====== Available data ======

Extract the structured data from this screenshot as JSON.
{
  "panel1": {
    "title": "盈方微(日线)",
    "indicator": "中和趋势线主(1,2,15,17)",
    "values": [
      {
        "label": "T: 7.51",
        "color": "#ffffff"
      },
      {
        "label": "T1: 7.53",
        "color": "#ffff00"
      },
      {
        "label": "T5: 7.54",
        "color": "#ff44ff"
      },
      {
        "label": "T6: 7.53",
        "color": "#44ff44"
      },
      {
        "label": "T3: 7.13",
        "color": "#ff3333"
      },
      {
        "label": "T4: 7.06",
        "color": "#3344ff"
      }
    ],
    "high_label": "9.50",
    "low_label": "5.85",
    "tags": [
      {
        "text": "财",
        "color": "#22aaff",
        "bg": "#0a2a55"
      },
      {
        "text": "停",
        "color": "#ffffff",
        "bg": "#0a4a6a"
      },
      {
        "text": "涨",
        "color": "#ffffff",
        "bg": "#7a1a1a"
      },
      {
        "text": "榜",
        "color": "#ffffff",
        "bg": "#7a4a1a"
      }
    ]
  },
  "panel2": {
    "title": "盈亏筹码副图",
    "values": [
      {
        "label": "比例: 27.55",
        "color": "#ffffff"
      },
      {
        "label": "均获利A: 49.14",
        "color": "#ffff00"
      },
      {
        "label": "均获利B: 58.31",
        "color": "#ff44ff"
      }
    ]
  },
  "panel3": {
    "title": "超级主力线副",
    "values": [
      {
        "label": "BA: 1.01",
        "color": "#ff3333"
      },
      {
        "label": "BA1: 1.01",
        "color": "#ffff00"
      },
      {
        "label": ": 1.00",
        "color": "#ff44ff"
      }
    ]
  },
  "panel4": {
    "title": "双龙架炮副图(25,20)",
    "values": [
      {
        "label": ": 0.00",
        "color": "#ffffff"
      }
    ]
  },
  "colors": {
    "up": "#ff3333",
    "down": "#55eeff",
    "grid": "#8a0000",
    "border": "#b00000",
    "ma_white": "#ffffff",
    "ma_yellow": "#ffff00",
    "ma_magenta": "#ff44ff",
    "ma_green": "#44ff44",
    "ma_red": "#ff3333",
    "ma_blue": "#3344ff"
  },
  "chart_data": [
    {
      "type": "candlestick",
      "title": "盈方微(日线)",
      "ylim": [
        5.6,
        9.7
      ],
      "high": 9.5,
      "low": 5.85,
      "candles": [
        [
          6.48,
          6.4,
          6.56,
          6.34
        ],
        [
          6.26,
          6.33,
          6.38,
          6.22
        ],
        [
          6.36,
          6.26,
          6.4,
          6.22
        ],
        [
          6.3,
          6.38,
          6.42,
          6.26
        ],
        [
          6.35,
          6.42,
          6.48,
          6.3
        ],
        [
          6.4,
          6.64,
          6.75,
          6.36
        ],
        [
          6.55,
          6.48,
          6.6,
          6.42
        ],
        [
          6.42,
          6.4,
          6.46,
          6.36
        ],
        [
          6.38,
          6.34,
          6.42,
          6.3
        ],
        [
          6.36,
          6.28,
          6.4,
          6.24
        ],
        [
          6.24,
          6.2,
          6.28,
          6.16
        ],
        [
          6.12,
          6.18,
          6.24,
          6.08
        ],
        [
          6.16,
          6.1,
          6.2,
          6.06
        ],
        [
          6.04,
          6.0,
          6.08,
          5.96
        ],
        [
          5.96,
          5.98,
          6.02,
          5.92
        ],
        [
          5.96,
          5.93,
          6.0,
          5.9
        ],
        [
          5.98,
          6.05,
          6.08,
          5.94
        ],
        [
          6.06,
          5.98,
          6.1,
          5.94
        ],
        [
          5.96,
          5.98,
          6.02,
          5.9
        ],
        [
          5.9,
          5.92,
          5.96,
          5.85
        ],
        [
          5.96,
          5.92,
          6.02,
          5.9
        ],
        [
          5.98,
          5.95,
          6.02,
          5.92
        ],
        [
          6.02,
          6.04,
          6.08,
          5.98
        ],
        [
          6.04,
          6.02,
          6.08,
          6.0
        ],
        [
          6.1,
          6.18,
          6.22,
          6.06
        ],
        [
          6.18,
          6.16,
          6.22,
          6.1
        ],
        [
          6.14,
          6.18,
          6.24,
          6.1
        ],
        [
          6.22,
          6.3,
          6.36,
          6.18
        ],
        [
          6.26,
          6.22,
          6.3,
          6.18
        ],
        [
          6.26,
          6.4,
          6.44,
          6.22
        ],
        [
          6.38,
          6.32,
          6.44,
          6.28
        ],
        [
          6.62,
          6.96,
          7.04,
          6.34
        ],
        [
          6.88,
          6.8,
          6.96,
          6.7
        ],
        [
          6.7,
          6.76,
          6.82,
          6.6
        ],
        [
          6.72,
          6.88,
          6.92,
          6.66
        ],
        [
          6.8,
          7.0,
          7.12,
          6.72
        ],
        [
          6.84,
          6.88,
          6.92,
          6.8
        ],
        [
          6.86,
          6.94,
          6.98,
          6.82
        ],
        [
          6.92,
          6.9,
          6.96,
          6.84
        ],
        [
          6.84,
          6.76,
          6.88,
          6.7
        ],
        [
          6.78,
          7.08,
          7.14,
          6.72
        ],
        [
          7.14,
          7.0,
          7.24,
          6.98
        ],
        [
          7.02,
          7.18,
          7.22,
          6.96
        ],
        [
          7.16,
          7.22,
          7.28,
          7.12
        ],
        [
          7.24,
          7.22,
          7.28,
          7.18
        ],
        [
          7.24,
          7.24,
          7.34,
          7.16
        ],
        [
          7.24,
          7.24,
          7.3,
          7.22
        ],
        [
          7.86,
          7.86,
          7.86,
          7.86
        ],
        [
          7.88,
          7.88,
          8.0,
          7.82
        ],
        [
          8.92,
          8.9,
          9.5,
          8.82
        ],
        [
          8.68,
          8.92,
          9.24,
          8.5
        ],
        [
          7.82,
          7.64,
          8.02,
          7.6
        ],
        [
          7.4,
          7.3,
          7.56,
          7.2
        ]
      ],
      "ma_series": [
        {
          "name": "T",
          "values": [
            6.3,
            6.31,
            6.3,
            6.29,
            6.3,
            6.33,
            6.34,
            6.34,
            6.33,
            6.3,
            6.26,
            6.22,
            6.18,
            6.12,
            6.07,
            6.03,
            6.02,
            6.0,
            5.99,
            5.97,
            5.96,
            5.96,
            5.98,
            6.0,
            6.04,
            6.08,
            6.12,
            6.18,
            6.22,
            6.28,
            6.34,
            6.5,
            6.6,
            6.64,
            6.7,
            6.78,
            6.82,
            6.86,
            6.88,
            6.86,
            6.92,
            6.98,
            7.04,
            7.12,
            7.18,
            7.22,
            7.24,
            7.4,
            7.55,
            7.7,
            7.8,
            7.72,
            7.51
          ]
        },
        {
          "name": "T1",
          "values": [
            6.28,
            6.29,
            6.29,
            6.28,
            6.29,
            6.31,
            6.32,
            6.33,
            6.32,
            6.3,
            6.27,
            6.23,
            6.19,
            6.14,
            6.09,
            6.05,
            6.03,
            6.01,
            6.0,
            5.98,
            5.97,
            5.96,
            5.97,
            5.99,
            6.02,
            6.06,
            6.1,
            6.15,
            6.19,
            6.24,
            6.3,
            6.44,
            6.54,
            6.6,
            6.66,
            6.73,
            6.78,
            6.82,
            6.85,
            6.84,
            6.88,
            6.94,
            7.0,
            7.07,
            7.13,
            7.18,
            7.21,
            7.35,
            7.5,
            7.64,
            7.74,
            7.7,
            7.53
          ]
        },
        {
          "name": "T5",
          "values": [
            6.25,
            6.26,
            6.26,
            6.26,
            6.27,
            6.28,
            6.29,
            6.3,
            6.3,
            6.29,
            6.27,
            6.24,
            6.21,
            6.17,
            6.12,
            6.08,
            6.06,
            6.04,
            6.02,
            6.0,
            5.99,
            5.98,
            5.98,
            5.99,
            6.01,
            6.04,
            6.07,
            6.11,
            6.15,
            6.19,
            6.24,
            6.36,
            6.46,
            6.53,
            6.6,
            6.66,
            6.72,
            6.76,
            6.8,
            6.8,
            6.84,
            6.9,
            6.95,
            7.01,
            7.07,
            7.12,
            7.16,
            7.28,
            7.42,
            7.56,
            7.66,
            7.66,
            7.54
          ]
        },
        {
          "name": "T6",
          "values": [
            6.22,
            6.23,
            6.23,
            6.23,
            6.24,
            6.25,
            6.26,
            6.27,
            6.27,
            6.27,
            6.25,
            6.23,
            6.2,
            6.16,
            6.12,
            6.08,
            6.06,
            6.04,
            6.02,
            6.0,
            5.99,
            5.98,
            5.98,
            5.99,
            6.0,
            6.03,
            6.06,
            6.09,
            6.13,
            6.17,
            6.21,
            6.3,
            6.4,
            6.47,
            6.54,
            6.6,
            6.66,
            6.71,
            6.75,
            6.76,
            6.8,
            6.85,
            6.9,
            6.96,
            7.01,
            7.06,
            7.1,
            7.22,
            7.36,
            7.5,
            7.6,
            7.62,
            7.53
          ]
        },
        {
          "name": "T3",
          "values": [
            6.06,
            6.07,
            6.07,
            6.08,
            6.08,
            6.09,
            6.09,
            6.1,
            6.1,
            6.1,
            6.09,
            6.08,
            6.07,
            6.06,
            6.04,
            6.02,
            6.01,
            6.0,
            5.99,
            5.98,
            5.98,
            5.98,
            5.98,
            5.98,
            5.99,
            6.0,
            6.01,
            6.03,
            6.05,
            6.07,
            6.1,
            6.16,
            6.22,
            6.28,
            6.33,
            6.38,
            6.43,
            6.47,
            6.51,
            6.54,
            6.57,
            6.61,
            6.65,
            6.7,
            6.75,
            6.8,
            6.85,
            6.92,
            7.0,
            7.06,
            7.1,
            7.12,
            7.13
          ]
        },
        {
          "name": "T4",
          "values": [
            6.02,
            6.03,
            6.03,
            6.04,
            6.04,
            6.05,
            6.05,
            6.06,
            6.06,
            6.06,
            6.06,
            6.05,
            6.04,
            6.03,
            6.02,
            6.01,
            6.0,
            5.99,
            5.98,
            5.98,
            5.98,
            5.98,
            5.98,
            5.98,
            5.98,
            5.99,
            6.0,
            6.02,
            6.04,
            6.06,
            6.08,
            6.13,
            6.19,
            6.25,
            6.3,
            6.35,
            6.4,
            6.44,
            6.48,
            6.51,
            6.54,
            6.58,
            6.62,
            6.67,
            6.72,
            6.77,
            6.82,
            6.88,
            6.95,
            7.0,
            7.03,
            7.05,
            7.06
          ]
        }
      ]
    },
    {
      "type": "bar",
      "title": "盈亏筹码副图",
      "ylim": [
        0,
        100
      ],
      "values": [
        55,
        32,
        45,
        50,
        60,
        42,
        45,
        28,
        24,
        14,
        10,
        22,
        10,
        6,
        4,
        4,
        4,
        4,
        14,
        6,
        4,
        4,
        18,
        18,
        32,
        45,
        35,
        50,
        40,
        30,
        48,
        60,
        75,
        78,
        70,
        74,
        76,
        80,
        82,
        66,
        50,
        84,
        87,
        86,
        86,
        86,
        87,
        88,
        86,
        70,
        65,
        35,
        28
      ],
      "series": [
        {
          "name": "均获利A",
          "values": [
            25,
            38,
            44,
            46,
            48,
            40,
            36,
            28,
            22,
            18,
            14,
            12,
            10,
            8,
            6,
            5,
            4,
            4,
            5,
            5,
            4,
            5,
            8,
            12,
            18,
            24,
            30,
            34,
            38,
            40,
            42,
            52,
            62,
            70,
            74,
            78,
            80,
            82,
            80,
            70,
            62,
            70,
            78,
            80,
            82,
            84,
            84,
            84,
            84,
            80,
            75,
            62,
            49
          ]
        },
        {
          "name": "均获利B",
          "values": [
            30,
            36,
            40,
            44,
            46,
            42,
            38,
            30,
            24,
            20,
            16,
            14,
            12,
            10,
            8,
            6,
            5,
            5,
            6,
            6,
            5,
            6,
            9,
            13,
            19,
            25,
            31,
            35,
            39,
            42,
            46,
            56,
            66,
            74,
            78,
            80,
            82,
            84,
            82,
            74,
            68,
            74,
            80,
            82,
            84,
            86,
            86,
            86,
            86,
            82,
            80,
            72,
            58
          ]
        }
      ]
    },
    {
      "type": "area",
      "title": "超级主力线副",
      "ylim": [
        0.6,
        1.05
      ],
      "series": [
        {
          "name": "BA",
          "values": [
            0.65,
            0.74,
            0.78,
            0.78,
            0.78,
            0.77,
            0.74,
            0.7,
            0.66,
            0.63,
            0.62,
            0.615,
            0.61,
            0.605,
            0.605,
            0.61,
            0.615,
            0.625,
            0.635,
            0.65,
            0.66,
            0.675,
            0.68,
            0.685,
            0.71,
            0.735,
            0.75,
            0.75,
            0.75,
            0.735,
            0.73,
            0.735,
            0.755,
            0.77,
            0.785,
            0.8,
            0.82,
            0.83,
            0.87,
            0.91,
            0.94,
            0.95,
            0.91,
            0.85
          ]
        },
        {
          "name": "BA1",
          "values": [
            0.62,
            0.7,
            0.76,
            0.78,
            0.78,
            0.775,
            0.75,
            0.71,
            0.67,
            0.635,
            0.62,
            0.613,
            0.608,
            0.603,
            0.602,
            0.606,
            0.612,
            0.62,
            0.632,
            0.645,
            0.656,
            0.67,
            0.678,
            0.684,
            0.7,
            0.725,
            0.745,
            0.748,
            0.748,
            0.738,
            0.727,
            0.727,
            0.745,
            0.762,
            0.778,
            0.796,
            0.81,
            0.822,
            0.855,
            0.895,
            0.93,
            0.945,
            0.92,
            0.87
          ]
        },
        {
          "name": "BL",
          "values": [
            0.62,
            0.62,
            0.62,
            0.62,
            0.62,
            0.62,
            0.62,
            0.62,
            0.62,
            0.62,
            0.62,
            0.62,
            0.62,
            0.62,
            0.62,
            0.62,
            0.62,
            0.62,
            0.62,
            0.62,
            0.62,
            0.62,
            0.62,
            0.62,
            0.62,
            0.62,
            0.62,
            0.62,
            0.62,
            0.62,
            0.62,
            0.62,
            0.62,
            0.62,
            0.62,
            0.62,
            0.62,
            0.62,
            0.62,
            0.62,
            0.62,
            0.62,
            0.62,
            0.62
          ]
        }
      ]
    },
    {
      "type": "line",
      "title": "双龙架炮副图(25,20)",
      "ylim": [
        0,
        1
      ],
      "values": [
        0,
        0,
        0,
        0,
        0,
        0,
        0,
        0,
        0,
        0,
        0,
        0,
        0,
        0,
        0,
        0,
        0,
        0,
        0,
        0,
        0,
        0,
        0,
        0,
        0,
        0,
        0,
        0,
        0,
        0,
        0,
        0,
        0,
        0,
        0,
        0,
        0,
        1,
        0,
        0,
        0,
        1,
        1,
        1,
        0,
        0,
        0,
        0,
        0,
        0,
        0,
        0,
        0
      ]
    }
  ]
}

======

▶ Requirement
Pick each line holding the word "双龙架炮副图" out of the listing.

▶ Right answer
    "title": "双龙架炮副图(25,20)",
      "title": "双龙架炮副图(25,20)",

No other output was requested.